-- Input data start --

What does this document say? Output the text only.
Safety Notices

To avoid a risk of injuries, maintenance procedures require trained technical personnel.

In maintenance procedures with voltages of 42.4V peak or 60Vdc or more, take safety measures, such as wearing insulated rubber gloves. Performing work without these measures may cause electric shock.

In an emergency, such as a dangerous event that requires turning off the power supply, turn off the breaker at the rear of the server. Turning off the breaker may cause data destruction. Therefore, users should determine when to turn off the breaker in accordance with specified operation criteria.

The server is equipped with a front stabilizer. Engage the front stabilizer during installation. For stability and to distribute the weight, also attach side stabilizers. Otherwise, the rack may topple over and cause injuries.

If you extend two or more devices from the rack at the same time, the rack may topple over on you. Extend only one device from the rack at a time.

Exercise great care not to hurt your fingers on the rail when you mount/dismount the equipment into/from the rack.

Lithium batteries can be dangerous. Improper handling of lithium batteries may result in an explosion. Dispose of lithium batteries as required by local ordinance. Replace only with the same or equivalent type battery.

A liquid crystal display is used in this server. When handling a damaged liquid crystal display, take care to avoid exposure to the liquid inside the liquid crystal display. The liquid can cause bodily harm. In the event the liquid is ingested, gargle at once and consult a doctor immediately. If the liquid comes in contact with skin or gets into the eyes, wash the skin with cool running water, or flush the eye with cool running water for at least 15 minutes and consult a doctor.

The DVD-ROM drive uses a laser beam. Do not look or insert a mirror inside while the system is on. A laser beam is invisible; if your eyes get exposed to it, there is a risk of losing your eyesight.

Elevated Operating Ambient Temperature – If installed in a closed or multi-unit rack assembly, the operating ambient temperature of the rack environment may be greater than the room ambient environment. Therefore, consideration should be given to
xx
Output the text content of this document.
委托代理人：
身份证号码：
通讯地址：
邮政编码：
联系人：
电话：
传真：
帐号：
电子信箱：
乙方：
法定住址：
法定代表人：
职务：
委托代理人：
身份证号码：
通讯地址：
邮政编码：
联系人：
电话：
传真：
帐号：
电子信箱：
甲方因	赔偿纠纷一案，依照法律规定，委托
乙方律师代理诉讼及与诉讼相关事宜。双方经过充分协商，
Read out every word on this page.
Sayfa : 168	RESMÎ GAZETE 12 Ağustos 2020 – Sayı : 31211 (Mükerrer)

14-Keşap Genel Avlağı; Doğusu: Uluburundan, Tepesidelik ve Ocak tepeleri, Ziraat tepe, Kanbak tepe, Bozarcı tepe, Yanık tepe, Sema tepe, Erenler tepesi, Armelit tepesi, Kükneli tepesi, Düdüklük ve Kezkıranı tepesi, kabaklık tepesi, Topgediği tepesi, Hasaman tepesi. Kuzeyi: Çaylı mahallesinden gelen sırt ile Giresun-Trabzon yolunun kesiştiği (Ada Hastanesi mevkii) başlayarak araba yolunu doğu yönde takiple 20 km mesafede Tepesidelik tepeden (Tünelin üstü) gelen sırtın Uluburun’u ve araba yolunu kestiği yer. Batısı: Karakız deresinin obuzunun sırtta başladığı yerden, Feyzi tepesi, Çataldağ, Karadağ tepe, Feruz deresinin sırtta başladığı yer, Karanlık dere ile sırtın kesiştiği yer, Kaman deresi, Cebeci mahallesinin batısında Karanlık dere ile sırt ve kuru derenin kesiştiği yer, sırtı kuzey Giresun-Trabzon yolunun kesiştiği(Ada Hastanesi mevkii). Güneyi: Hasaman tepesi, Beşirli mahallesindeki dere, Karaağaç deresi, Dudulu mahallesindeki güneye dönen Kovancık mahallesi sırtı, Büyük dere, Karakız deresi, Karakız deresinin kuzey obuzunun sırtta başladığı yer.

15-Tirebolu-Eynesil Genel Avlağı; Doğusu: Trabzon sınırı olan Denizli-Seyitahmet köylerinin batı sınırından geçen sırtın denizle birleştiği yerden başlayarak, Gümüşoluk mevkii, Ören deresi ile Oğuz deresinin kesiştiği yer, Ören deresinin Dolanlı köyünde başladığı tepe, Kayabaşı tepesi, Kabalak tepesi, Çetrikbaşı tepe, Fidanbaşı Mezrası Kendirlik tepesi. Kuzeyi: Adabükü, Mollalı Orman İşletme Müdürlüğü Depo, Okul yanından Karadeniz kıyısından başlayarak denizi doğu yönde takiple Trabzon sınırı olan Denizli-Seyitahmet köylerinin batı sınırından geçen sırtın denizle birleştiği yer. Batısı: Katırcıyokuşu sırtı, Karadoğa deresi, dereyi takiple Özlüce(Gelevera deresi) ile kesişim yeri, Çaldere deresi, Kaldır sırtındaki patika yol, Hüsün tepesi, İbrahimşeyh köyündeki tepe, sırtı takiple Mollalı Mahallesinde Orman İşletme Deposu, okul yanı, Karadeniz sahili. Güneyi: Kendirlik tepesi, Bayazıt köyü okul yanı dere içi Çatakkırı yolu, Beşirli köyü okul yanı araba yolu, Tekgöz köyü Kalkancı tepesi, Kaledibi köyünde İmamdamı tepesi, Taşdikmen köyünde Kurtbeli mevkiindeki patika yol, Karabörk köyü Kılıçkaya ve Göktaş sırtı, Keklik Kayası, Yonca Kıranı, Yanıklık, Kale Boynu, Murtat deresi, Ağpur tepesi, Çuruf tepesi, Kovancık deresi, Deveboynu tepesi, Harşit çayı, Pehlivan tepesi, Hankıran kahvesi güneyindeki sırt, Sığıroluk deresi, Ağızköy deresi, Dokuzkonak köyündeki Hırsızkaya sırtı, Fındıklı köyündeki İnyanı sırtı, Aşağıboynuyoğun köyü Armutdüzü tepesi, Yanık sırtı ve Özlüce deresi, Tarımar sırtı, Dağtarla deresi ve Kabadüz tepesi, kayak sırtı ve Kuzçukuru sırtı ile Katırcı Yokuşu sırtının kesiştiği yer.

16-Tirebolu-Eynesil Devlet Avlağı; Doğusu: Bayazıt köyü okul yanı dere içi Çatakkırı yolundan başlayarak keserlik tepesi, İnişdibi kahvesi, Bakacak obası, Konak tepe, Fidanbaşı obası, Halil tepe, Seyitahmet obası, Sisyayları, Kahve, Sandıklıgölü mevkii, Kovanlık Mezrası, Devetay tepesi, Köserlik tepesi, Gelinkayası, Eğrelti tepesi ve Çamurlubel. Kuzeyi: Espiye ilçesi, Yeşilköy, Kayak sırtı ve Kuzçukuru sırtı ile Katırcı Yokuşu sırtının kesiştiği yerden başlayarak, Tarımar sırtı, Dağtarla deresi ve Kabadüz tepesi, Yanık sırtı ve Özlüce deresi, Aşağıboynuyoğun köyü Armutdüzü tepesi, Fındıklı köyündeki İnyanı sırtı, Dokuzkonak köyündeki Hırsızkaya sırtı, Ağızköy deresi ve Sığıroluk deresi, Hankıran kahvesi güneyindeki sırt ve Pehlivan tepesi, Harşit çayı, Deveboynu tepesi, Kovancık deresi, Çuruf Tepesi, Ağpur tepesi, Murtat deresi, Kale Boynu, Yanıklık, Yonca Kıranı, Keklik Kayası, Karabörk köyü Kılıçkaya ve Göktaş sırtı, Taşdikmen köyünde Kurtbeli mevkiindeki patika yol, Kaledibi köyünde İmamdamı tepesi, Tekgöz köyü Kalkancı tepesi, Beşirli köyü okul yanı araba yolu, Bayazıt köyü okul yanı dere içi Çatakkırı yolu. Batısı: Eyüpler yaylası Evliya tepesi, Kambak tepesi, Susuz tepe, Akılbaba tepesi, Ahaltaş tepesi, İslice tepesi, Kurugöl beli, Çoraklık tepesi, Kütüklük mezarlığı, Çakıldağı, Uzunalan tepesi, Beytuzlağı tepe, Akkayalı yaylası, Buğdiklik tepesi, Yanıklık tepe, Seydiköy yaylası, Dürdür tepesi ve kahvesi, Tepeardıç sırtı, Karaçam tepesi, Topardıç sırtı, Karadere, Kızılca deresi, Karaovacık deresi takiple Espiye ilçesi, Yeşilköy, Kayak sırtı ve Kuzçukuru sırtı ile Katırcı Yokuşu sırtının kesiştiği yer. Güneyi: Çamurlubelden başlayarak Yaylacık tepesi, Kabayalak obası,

-- Input data end --

**Goal**
Scan the listing above for the word "text" and copy every line that holds it.

**Task answer**
What does this document say? Output the text only.
Output the text content of this document.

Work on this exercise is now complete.